*PROBLEM*
Extract the complete listing and output it unchanged.

◆ ◆ ◆ ◆ ◆ ◆ ◆

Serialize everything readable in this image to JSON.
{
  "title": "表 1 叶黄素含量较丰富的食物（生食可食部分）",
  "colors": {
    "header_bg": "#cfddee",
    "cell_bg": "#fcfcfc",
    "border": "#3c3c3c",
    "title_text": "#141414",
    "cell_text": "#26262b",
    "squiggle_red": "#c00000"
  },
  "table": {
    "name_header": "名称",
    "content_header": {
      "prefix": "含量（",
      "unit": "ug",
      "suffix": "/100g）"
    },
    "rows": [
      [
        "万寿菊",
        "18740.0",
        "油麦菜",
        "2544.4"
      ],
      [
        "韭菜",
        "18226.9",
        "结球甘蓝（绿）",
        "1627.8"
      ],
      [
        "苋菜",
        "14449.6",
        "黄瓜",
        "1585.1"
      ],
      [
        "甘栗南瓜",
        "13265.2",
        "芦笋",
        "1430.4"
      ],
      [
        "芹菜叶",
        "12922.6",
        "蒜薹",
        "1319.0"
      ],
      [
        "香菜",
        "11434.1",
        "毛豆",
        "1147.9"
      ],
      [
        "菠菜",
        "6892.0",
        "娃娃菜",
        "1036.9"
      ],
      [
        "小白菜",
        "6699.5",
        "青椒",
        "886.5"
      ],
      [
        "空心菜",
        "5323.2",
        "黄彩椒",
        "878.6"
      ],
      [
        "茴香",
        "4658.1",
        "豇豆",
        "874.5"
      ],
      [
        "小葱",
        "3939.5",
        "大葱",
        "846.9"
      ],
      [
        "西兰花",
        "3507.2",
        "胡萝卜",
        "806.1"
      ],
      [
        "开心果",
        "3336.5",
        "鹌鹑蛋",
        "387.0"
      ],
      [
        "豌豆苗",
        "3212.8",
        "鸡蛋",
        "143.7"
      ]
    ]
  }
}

◆ ◆ ◆ ◆ ◆ ◆ ◆

*WRITTEN SOLUTION*
Serialize everything readable in this image to JSON.
{
  "title": "表 1 叶黄素含量较丰富的食物（生食可食部分）",
  "colors": {
    "header_bg": "#cfddee",
    "cell_bg": "#fcfcfc",
    "border": "#3c3c3c",
    "title_text": "#141414",
    "cell_text": "#26262b",
    "squiggle_red": "#c00000"
  },
  "table": {
    "name_header": "名称",
    "content_header": {
      "prefix": "含量（",
      "unit": "ug",
      "suffix": "/100g）"
    },
    "rows": [
      [
        "万寿菊",
        "18740.0",
        "油麦菜",
        "2544.4"
      ],
      [
        "韭菜",
        "18226.9",
        "结球甘蓝（绿）",
        "1627.8"
      ],
      [
        "苋菜",
        "14449.6",
        "黄瓜",
        "1585.1"
      ],
      [
        "甘栗南瓜",
        "13265.2",
        "芦笋",
        "1430.4"
      ],
      [
        "芹菜叶",
        "12922.6",
        "蒜薹",
        "1319.0"
      ],
      [
        "香菜",
        "11434.1",
        "毛豆",
        "1147.9"
      ],
      [
        "菠菜",
        "6892.0",
        "娃娃菜",
        "1036.9"
      ],
      [
        "小白菜",
        "6699.5",
        "青椒",
        "886.5"
      ],
      [
        "空心菜",
        "5323.2",
        "黄彩椒",
        "878.6"
      ],
      [
        "茴香",
        "4658.1",
        "豇豆",
        "874.5"
      ],
      [
        "小葱",
        "3939.5",
        "大葱",
        "846.9"
      ],
      [
        "西兰花",
        "3507.2",
        "胡萝卜",
        "806.1"
      ],
      [
        "开心果",
        "3336.5",
        "鹌鹑蛋",
        "387.0"
      ],
      [
        "豌豆苗",
        "3212.8",
        "鸡蛋",
        "143.7"
      ]
    ]
  }
}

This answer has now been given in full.